● **Task**
Select every line containing the word "Period" from the material, and copy those lines.

● **Data supplied**
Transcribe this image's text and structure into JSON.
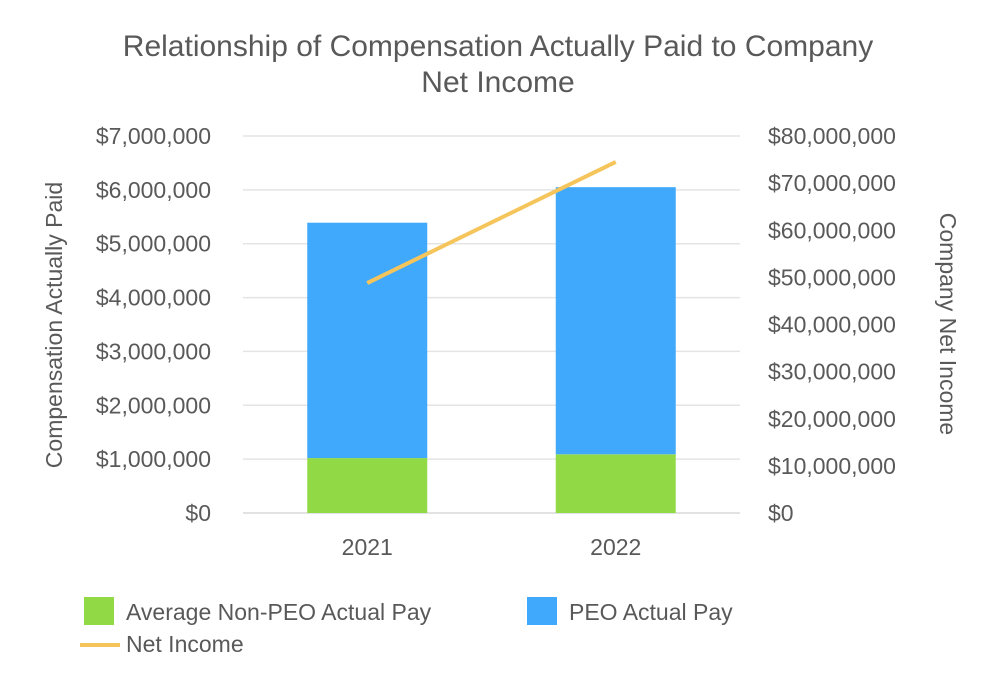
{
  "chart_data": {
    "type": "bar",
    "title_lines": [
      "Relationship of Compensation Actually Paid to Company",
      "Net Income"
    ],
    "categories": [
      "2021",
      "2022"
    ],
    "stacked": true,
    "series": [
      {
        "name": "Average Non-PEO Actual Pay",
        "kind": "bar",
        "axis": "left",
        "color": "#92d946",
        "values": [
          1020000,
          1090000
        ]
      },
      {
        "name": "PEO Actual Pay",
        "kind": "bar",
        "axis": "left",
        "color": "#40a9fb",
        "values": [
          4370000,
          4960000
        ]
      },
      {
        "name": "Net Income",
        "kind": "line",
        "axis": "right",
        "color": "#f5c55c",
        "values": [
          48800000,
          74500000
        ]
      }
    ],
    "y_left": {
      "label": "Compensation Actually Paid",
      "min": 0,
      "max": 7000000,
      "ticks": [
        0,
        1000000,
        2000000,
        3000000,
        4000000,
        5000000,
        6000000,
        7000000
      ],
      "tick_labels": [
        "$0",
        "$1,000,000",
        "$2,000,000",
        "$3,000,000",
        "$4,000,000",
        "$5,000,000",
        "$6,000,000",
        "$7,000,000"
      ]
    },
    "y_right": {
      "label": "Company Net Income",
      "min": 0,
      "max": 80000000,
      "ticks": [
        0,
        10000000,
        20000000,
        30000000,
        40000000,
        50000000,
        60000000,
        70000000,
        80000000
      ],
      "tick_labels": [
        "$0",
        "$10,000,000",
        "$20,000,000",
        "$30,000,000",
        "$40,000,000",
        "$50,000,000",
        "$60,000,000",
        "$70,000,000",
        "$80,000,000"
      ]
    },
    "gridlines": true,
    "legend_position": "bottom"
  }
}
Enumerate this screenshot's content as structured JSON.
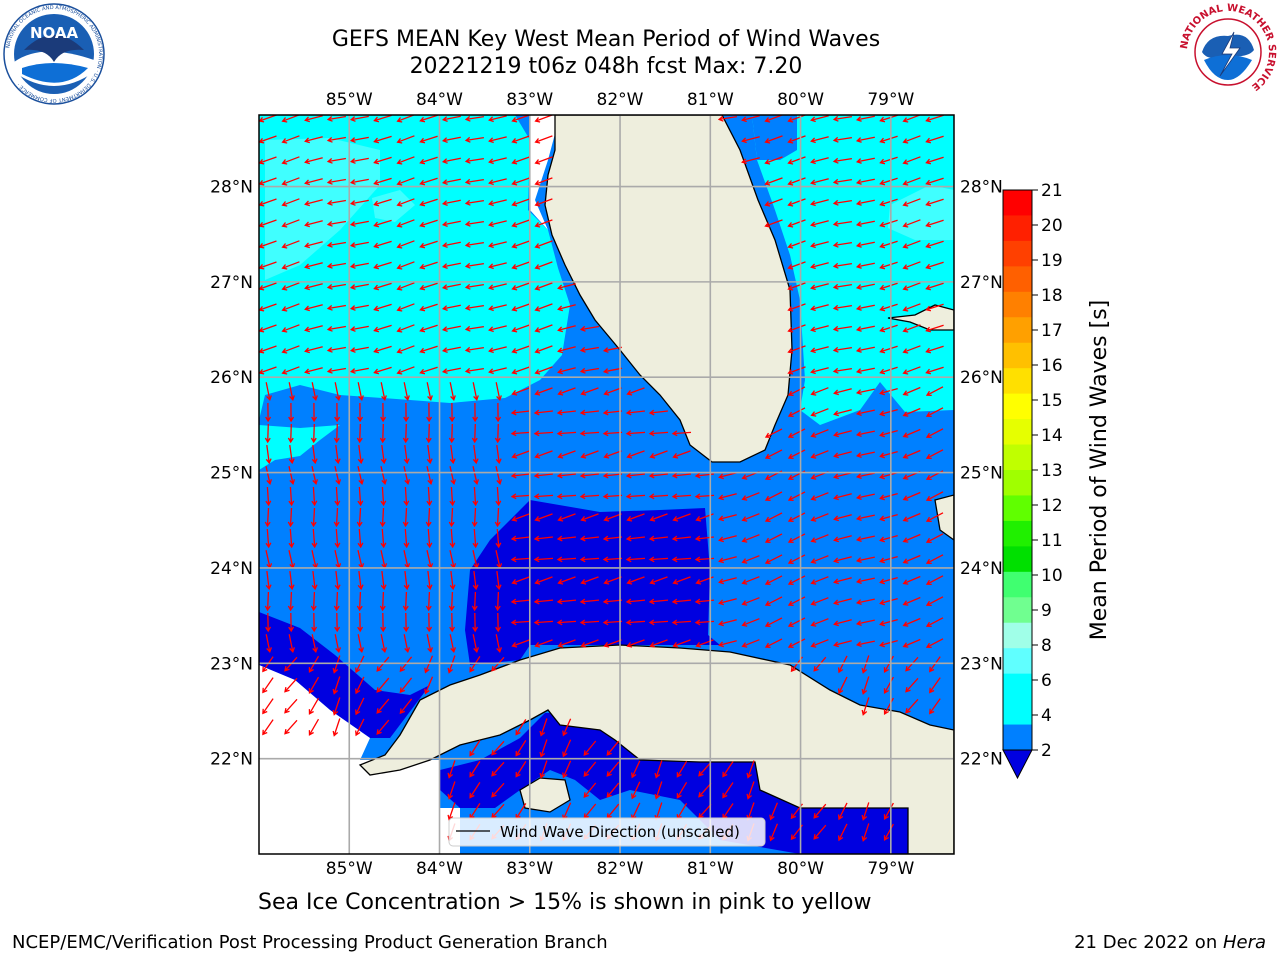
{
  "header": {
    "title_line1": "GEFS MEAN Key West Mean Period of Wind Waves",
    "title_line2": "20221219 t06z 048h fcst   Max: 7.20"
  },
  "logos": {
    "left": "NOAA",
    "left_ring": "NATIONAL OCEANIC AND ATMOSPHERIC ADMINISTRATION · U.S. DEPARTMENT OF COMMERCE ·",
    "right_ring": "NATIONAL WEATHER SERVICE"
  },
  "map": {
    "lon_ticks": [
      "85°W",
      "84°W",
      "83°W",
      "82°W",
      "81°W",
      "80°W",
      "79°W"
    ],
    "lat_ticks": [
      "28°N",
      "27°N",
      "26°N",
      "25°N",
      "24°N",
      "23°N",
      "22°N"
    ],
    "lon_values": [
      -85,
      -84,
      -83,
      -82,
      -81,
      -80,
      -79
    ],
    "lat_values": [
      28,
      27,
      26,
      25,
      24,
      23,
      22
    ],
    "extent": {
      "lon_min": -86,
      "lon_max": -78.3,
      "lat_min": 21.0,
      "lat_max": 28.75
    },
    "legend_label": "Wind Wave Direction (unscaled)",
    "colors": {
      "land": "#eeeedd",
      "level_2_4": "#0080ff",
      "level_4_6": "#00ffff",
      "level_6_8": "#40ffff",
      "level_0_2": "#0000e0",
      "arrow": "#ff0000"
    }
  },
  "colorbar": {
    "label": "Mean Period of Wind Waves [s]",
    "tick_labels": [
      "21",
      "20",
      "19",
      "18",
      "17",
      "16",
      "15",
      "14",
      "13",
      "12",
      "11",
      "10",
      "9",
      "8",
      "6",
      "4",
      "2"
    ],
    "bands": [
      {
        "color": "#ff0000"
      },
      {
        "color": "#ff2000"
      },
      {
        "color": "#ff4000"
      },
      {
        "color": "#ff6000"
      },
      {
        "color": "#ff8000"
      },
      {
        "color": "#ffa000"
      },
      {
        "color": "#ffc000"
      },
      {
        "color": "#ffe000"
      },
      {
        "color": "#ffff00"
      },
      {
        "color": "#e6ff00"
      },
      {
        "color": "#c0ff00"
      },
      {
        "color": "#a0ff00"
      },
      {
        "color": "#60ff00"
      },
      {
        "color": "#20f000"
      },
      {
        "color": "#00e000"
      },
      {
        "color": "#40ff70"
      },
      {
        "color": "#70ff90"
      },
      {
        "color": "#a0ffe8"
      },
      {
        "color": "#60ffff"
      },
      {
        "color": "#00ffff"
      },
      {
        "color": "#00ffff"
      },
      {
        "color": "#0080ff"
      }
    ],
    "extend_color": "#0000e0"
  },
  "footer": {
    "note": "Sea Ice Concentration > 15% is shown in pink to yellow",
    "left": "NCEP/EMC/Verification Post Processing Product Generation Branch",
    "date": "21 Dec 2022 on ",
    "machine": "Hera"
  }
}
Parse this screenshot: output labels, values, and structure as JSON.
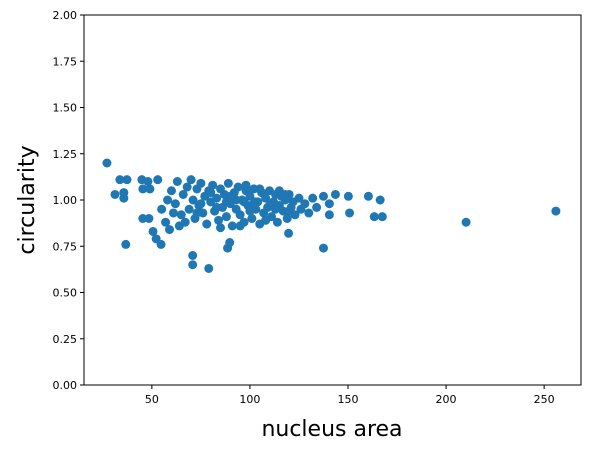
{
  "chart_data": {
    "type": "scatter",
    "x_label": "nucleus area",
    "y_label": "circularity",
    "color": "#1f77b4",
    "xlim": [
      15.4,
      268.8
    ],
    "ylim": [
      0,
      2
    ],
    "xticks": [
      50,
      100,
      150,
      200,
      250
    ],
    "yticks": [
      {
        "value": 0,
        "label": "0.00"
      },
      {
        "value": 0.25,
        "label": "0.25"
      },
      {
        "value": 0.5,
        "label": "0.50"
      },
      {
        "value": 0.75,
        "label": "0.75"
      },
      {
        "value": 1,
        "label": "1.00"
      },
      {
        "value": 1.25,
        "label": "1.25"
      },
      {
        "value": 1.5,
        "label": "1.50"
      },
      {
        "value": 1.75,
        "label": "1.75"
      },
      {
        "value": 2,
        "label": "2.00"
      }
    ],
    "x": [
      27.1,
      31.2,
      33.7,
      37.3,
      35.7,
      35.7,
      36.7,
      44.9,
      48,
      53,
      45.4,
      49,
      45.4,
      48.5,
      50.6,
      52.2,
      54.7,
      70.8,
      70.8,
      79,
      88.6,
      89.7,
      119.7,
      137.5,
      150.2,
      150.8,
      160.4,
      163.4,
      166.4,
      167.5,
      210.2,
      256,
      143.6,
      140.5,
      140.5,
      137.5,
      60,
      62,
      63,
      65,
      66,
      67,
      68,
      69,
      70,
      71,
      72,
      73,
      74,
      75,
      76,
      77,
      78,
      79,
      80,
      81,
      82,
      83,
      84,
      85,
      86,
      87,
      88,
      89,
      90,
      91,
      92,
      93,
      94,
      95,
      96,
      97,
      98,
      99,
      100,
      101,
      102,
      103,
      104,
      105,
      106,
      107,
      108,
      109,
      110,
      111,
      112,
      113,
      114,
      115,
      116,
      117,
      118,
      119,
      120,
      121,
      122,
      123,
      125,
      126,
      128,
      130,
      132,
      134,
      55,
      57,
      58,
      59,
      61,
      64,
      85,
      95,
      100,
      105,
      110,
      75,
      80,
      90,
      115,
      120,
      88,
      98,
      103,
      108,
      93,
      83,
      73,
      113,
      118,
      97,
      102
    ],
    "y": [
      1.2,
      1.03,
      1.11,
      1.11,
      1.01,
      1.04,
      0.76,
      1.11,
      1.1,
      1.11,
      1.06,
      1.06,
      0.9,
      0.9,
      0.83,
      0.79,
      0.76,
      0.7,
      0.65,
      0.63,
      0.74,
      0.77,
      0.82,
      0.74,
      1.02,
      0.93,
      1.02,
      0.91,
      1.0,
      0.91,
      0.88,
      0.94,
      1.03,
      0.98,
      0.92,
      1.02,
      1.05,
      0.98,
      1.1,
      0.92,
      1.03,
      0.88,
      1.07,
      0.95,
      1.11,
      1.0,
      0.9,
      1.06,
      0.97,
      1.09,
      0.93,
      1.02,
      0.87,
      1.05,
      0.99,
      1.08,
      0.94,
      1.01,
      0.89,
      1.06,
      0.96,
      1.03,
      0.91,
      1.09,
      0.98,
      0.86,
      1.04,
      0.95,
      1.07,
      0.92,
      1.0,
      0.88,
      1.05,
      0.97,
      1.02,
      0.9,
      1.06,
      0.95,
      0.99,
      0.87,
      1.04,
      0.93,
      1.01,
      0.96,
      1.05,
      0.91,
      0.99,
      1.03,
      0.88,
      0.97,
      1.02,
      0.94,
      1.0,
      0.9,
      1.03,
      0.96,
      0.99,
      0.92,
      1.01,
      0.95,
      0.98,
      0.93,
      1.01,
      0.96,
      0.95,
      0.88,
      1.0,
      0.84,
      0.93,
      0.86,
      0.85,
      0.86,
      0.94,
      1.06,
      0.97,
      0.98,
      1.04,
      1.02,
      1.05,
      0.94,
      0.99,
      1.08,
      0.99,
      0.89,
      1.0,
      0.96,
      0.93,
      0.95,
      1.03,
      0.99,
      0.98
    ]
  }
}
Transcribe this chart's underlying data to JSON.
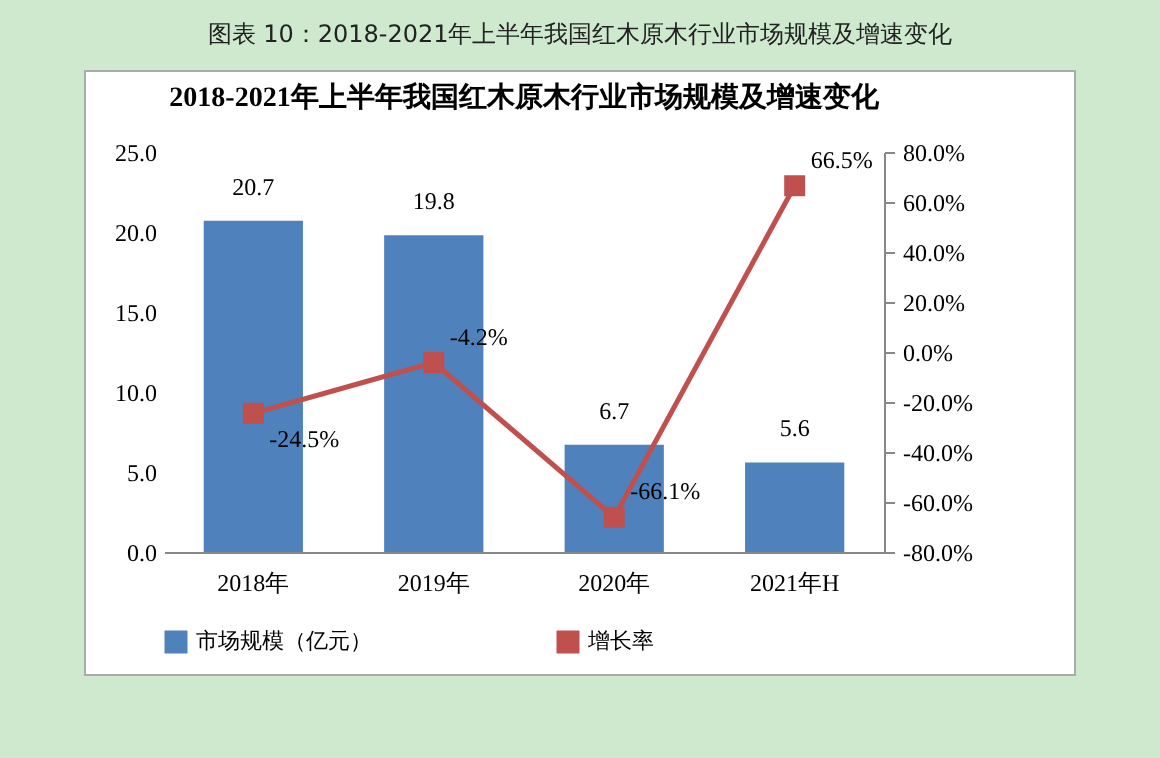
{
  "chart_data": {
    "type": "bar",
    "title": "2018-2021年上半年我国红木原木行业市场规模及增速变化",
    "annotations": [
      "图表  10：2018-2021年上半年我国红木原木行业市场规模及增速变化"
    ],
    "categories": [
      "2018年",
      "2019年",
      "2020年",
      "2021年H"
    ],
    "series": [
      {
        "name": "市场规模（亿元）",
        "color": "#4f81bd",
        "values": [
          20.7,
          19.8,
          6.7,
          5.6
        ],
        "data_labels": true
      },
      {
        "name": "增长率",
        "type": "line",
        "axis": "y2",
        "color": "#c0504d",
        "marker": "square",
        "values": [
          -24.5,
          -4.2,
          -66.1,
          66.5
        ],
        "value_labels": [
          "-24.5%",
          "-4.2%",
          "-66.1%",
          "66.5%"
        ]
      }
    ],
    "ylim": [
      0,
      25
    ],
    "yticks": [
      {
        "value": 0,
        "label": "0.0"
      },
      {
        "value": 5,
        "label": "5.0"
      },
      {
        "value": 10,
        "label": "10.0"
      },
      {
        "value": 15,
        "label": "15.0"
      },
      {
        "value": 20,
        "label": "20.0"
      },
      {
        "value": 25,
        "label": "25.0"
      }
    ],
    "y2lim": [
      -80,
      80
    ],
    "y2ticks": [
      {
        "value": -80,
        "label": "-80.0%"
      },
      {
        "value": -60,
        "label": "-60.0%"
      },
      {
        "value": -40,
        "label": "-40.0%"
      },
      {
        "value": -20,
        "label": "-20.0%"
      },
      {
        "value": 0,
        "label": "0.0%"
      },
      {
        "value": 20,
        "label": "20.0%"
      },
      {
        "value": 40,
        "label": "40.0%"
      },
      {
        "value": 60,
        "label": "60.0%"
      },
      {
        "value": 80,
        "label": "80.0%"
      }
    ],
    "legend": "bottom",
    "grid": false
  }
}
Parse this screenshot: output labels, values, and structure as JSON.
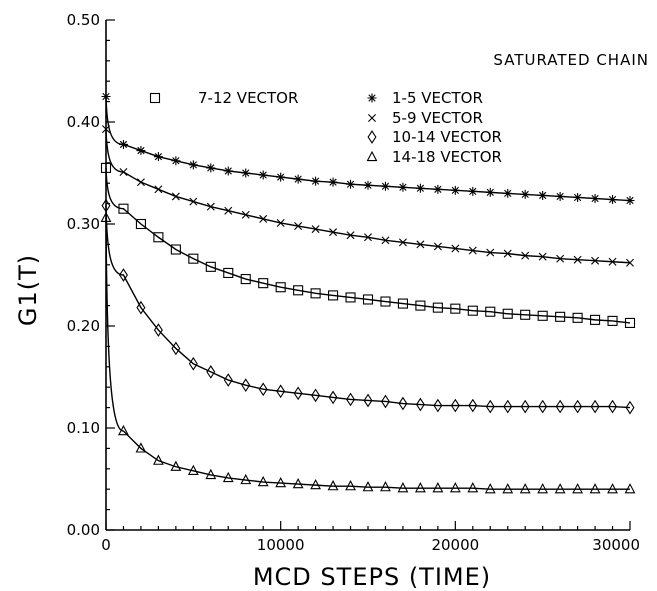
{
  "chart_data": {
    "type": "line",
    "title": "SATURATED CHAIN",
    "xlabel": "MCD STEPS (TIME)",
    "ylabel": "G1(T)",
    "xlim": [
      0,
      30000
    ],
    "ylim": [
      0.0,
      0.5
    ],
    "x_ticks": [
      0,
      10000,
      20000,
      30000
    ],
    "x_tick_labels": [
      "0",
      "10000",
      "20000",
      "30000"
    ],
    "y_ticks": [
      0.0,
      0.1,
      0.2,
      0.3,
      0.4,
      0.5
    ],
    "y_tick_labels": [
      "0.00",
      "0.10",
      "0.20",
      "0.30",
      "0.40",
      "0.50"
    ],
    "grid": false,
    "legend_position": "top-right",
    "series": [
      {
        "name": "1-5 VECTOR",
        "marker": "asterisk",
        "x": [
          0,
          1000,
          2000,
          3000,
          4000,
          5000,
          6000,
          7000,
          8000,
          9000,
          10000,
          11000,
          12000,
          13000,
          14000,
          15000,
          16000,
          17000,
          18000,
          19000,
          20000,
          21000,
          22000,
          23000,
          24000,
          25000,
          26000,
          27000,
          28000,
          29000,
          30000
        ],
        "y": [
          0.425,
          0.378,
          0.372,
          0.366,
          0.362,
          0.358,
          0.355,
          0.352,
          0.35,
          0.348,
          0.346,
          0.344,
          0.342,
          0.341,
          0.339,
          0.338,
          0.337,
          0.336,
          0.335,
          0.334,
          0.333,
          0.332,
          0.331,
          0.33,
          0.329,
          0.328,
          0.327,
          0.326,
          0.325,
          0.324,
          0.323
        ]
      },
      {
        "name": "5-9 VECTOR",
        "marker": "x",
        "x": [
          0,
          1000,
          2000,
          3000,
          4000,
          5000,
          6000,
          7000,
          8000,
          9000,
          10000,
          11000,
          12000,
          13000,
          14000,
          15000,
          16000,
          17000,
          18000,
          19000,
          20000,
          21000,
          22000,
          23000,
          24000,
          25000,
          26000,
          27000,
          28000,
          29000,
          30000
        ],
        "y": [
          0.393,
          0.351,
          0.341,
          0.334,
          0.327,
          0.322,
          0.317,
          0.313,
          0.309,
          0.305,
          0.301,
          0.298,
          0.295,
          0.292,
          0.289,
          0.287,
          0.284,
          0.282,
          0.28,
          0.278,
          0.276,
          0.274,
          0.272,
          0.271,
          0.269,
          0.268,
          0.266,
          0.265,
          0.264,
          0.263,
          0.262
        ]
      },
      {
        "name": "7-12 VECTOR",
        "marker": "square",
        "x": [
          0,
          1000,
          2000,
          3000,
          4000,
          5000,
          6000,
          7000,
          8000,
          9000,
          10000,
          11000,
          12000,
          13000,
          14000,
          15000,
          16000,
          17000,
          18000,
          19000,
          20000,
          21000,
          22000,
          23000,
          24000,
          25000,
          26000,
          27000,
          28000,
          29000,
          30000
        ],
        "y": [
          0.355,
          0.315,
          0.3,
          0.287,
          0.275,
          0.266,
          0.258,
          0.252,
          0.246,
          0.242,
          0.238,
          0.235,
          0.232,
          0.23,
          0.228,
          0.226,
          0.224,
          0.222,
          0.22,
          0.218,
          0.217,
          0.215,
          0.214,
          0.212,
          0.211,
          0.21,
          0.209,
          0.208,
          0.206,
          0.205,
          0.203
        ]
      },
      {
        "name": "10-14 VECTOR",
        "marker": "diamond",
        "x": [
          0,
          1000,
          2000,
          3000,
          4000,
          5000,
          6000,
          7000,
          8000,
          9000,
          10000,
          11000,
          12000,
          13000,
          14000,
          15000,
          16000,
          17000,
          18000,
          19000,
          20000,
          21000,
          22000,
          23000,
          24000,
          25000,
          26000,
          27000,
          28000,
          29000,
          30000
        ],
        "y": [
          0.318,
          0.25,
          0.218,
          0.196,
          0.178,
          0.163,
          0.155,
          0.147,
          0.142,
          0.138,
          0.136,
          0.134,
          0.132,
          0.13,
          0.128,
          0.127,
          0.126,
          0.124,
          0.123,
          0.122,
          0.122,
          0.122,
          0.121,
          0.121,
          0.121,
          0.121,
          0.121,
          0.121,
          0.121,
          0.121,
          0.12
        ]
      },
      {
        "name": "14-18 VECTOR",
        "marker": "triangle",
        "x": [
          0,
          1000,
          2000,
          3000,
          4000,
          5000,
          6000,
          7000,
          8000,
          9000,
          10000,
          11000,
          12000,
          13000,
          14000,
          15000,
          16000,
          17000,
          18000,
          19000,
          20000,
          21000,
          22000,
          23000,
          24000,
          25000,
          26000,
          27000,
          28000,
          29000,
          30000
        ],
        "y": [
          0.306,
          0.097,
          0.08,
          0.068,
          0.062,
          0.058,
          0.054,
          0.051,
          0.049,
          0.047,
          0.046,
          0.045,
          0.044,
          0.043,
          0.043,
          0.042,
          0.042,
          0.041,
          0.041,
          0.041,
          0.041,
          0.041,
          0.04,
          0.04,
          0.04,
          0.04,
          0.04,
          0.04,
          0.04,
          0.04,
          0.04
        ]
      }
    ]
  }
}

● **Exercise output**
    "title_line1": "GEFS MEAN Key West Mean Period of Wind Waves",
    "label": "Mean Period of Wind Waves [s]",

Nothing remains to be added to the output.